> Your tasks:
a) Name the three things that, according to the passage on persecution, happened to St. Paul each time the promised eloquence could be seen at work.
b) Set down the stretch of the passage on persecution from "What about us?  Will" through "the day before." without any changes.
c) Decide whether each statement agrees with the passage on persecution. Answer yes or no, and quote the words of the passage that settle it.
(i) In the early Church, new members were baptized only if they were prepared to die for their faith.
(ii) Jesus tells those facing persecution for His sake to plan their self-defense with care.
(iii) The passage says persecution no longer happens anywhere in the world.

In the early Church martrydom was always a likely possibility for any known follower of Jesus.  It was very much part of their reality and new members were only granted Baptism if they were prepared to die for their faith.  We know of so many places in the world even now where persecution is still the case.  Colleagues, neighbours and family members could still prove risky to the safety of a Christian who draws the attention of an oppressive regime.

However, Jesus says anyone facing such persecution for His sake shouldn't worry about what they are to say in self-defence, answering the charges.  He promises to provide an 'elloquence' noone will be able to resist.  We can see this elloquence at work each time St. Paul was arrested, imprisoned or tortured - so we know it can happen!

What about us?  Will we face persecution?  Does this really apply to us here and now?  

What about in small ways where we are called to die to ourselves for Jesus' sake?  Every time someone ridicules us for going out of our way to get to Mass on a Holy Day?  When we are ignored by colleagues because our beliefs contradict what they think is a right freedom of modern life?  Maybe we weren't promoted at work because of the preception that we're not the right sort of team player.  Could it be that lifestyle choices we make due to our faith mean we have less to live on, or we don't 'fit in' on the street or in the classroom.  Do people laugh when we try to keep a holy Lent?  In some places, as soon as it becomes known you're a Catholic - people will turn against you even if they appeared to like you the day before.

> Items from a data source:
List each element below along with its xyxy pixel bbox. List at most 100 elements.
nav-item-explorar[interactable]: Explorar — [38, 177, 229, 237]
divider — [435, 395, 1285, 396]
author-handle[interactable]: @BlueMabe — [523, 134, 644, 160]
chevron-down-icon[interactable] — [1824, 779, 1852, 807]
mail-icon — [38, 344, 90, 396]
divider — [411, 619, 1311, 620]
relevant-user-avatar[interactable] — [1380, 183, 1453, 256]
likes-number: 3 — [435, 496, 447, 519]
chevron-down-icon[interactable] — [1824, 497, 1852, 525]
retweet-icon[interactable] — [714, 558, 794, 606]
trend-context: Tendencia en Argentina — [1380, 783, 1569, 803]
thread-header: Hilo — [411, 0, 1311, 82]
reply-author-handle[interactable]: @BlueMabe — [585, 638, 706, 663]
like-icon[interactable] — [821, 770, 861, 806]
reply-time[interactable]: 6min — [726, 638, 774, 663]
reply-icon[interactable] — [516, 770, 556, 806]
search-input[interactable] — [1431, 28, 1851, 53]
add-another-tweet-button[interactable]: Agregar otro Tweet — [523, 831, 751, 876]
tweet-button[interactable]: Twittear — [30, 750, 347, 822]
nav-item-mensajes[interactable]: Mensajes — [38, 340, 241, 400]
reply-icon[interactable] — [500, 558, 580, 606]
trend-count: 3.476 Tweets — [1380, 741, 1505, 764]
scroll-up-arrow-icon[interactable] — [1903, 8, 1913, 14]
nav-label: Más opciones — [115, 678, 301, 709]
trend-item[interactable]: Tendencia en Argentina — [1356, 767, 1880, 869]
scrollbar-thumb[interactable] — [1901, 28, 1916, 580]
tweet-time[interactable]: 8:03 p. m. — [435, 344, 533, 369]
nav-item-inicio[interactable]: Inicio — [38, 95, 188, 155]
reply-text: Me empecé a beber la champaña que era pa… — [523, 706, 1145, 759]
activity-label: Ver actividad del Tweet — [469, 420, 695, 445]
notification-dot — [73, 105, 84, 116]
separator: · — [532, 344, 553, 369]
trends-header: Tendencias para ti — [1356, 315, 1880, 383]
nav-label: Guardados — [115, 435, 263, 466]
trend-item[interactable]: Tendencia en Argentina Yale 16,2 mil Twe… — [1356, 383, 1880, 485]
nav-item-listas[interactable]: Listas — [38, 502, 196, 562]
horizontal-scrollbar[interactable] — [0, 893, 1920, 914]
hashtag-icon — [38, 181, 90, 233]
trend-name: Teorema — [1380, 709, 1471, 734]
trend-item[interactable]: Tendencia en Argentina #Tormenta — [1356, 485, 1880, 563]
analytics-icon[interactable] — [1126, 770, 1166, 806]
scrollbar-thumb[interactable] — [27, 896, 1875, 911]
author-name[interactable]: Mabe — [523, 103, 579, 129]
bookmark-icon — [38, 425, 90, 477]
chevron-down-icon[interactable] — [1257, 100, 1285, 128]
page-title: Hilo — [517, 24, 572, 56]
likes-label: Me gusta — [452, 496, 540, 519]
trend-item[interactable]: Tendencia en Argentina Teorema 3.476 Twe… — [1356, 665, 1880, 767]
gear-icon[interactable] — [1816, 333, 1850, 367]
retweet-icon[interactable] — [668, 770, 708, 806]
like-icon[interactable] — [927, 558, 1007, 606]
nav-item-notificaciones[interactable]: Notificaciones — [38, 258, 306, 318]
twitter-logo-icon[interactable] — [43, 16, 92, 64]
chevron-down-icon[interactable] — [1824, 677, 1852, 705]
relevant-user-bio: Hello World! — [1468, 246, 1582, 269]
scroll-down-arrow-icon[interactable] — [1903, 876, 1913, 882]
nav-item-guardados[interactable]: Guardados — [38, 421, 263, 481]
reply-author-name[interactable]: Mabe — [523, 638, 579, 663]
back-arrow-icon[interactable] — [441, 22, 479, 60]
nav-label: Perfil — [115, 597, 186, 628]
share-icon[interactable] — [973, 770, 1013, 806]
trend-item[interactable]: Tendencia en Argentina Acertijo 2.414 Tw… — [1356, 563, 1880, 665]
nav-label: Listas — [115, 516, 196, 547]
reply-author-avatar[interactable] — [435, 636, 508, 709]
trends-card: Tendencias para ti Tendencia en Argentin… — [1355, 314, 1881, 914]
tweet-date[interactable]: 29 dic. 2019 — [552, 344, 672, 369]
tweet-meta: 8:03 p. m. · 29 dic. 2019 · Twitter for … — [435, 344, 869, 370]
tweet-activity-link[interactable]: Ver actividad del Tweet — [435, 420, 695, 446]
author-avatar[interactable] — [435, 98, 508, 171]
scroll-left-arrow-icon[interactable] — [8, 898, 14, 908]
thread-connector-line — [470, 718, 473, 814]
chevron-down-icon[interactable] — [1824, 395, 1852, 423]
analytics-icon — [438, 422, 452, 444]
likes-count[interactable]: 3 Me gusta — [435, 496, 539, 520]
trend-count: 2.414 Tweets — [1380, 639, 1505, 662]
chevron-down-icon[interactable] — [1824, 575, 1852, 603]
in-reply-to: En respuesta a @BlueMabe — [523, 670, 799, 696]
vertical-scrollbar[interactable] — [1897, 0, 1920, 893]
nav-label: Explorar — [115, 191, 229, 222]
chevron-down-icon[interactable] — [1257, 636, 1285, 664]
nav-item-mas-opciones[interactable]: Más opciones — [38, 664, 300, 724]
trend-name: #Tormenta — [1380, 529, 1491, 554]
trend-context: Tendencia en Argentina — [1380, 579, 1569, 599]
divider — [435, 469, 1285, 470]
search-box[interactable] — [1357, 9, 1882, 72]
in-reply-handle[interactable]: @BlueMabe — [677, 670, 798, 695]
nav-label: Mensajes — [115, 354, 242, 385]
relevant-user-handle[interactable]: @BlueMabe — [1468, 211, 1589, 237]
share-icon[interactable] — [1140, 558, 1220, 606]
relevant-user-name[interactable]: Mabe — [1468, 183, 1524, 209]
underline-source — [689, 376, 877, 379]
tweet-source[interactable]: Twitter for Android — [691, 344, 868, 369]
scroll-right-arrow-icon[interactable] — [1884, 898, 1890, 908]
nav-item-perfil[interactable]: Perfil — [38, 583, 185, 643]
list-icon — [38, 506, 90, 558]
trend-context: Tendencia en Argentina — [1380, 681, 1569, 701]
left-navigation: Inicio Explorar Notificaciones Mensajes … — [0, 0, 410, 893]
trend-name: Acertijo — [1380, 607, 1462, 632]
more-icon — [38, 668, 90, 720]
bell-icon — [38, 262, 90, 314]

> Task-by-task results:
a) He was arrested, imprisoned or tortured.

b)
What about us?  Will we face persecution?  Does this really apply to us here and now?  

What about in small ways where we are called to die to ourselves for Jesus' sake?  Every time someone ridicules us for going out of our way to get to Mass on a Holy Day?  When we are ignored by colleagues because our beliefs contradict what they think is a right freedom of modern life?  Maybe we weren't promoted at work because of the preception that we're not the right sort of team player.  Could it be that lifestyle choices we make due to our faith mean we have less to live on, or we don't 'fit in' on the street or in the classroom.  Do people laugh when we try to keep a holy Lent?  In some places, as soon as it becomes known you're a Catholic - people will turn against you even if they appeared to like you the day before.

c)
(i) Yes: "new members were only granted Baptism if they were prepared to die for their faith"
(ii) No: "anyone facing such persecution for His sake shouldn't worry about what they are to say in self-defence"
(iii) No: "We know of so many places in the world even now where persecution is still the case."